WHAT THE TASK REQUIRES =
Output the material below in its entirety, exactly as given.

PROVIDED RECORDS =
★ ★ ★ ★ ★ ★ ★

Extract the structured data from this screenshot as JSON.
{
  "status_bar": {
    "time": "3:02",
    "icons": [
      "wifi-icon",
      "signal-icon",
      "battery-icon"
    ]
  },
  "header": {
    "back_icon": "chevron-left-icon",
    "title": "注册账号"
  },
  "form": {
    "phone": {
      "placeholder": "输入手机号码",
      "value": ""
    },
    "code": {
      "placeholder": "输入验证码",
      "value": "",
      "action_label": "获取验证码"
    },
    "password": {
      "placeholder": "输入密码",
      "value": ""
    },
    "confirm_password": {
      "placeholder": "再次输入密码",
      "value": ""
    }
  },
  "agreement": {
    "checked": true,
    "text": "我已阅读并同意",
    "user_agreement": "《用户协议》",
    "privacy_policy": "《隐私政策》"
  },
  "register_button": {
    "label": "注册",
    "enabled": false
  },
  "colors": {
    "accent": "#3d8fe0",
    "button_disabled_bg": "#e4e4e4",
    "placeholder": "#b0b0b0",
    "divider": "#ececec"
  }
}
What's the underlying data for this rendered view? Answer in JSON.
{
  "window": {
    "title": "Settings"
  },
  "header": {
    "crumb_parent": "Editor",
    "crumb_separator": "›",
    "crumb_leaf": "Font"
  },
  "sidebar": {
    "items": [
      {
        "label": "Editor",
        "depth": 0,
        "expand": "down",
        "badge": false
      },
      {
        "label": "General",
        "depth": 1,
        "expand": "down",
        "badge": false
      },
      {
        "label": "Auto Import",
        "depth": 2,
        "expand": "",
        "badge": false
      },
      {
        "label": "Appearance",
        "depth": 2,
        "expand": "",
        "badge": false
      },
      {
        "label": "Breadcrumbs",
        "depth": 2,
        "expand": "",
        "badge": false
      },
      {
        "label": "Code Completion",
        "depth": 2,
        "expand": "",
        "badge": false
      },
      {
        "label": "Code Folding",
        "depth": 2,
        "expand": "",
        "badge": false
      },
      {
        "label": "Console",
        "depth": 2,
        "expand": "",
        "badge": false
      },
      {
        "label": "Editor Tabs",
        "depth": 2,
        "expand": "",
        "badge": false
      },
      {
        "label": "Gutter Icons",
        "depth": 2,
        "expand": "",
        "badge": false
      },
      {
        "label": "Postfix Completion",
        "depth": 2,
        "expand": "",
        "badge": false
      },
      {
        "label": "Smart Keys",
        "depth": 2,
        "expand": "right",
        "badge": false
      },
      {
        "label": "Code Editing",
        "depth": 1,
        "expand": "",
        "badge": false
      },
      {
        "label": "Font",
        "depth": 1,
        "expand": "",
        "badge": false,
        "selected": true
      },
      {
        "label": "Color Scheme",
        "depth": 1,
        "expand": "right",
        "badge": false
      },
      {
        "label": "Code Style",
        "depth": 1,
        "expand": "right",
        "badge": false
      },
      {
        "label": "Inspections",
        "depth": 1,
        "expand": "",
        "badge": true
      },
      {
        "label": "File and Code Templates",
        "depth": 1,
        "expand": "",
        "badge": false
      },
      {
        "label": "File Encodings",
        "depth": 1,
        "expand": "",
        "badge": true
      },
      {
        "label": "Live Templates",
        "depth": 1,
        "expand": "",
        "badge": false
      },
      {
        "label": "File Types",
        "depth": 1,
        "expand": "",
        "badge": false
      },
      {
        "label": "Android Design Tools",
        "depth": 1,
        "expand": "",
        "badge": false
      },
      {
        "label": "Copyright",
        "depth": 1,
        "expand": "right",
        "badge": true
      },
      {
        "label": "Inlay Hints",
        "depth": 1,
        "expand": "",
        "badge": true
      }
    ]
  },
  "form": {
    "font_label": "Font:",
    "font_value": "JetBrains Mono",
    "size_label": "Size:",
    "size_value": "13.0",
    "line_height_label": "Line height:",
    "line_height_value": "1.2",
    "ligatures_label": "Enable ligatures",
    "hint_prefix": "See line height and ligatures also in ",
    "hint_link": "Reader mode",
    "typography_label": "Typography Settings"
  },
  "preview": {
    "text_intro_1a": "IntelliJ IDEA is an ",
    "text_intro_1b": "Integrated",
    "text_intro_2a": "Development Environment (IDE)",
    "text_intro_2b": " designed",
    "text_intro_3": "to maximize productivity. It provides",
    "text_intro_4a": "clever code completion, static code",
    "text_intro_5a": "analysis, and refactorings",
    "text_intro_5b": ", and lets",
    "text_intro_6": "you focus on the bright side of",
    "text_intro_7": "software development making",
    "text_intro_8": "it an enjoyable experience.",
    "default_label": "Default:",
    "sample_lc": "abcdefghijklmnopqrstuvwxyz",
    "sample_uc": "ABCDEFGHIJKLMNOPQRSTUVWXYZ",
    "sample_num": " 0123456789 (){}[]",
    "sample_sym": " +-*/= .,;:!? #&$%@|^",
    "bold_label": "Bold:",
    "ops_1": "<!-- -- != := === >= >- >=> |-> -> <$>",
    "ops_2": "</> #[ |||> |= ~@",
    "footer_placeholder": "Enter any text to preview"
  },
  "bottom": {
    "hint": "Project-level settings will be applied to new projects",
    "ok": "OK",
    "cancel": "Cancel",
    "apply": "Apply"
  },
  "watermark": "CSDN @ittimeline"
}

★ ★ ★ ★ ★ ★ ★

RESPONSE BELOW =
Extract the structured data from this screenshot as JSON.
{
  "status_bar": {
    "time": "3:02",
    "icons": [
      "wifi-icon",
      "signal-icon",
      "battery-icon"
    ]
  },
  "header": {
    "back_icon": "chevron-left-icon",
    "title": "注册账号"
  },
  "form": {
    "phone": {
      "placeholder": "输入手机号码",
      "value": ""
    },
    "code": {
      "placeholder": "输入验证码",
      "value": "",
      "action_label": "获取验证码"
    },
    "password": {
      "placeholder": "输入密码",
      "value": ""
    },
    "confirm_password": {
      "placeholder": "再次输入密码",
      "value": ""
    }
  },
  "agreement": {
    "checked": true,
    "text": "我已阅读并同意",
    "user_agreement": "《用户协议》",
    "privacy_policy": "《隐私政策》"
  },
  "register_button": {
    "label": "注册",
    "enabled": false
  },
  "colors": {
    "accent": "#3d8fe0",
    "button_disabled_bg": "#e4e4e4",
    "placeholder": "#b0b0b0",
    "divider": "#ececec"
  }
}
What's the underlying data for this rendered view? Answer in JSON.
{
  "window": {
    "title": "Settings"
  },
  "header": {
    "crumb_parent": "Editor",
    "crumb_separator": "›",
    "crumb_leaf": "Font"
  },
  "sidebar": {
    "items": [
      {
        "label": "Editor",
        "depth": 0,
        "expand": "down",
        "badge": false
      },
      {
        "label": "General",
        "depth": 1,
        "expand": "down",
        "badge": false
      },
      {
        "label": "Auto Import",
        "depth": 2,
        "expand": "",
        "badge": false
      },
      {
        "label": "Appearance",
        "depth": 2,
        "expand": "",
        "badge": false
      },
      {
        "label": "Breadcrumbs",
        "depth": 2,
        "expand": "",
        "badge": false
      },
      {
        "label": "Code Completion",
        "depth": 2,
        "expand": "",
        "badge": false
      },
      {
        "label": "Code Folding",
        "depth": 2,
        "expand": "",
        "badge": false
      },
      {
        "label": "Console",
        "depth": 2,
        "expand": "",
        "badge": false
      },
      {
        "label": "Editor Tabs",
        "depth": 2,
        "expand": "",
        "badge": false
      },
      {
        "label": "Gutter Icons",
        "depth": 2,
        "expand": "",
        "badge": false
      },
      {
        "label": "Postfix Completion",
        "depth": 2,
        "expand": "",
        "badge": false
      },
      {
        "label": "Smart Keys",
        "depth": 2,
        "expand": "right",
        "badge": false
      },
      {
        "label": "Code Editing",
        "depth": 1,
        "expand": "",
        "badge": false
      },
      {
        "label": "Font",
        "depth": 1,
        "expand": "",
        "badge": false,
        "selected": true
      },
      {
        "label": "Color Scheme",
        "depth": 1,
        "expand": "right",
        "badge": false
      },
      {
        "label": "Code Style",
        "depth": 1,
        "expand": "right",
        "badge": false
      },
      {
        "label": "Inspections",
        "depth": 1,
        "expand": "",
        "badge": true
      },
      {
        "label": "File and Code Templates",
        "depth": 1,
        "expand": "",
        "badge": false
      },
      {
        "label": "File Encodings",
        "depth": 1,
        "expand": "",
        "badge": true
      },
      {
        "label": "Live Templates",
        "depth": 1,
        "expand": "",
        "badge": false
      },
      {
        "label": "File Types",
        "depth": 1,
        "expand": "",
        "badge": false
      },
      {
        "label": "Android Design Tools",
        "depth": 1,
        "expand": "",
        "badge": false
      },
      {
        "label": "Copyright",
        "depth": 1,
        "expand": "right",
        "badge": true
      },
      {
        "label": "Inlay Hints",
        "depth": 1,
        "expand": "",
        "badge": true
      }
    ]
  },
  "form": {
    "font_label": "Font:",
    "font_value": "JetBrains Mono",
    "size_label": "Size:",
    "size_value": "13.0",
    "line_height_label": "Line height:",
    "line_height_value": "1.2",
    "ligatures_label": "Enable ligatures",
    "hint_prefix": "See line height and ligatures also in ",
    "hint_link": "Reader mode",
    "typography_label": "Typography Settings"
  },
  "preview": {
    "text_intro_1a": "IntelliJ IDEA is an ",
    "text_intro_1b": "Integrated",
    "text_intro_2a": "Development Environment (IDE)",
    "text_intro_2b": " designed",
    "text_intro_3": "to maximize productivity. It provides",
    "text_intro_4a": "clever code completion, static code",
    "text_intro_5a": "analysis, and refactorings",
    "text_intro_5b": ", and lets",
    "text_intro_6": "you focus on the bright side of",
    "text_intro_7": "software development making",
    "text_intro_8": "it an enjoyable experience.",
    "default_label": "Default:",
    "sample_lc": "abcdefghijklmnopqrstuvwxyz",
    "sample_uc": "ABCDEFGHIJKLMNOPQRSTUVWXYZ",
    "sample_num": " 0123456789 (){}[]",
    "sample_sym": " +-*/= .,;:!? #&$%@|^",
    "bold_label": "Bold:",
    "ops_1": "<!-- -- != := === >= >- >=> |-> -> <$>",
    "ops_2": "</> #[ |||> |= ~@",
    "footer_placeholder": "Enter any text to preview"
  },
  "bottom": {
    "hint": "Project-level settings will be applied to new projects",
    "ok": "OK",
    "cancel": "Cancel",
    "apply": "Apply"
  },
  "watermark": "CSDN @ittimeline"
}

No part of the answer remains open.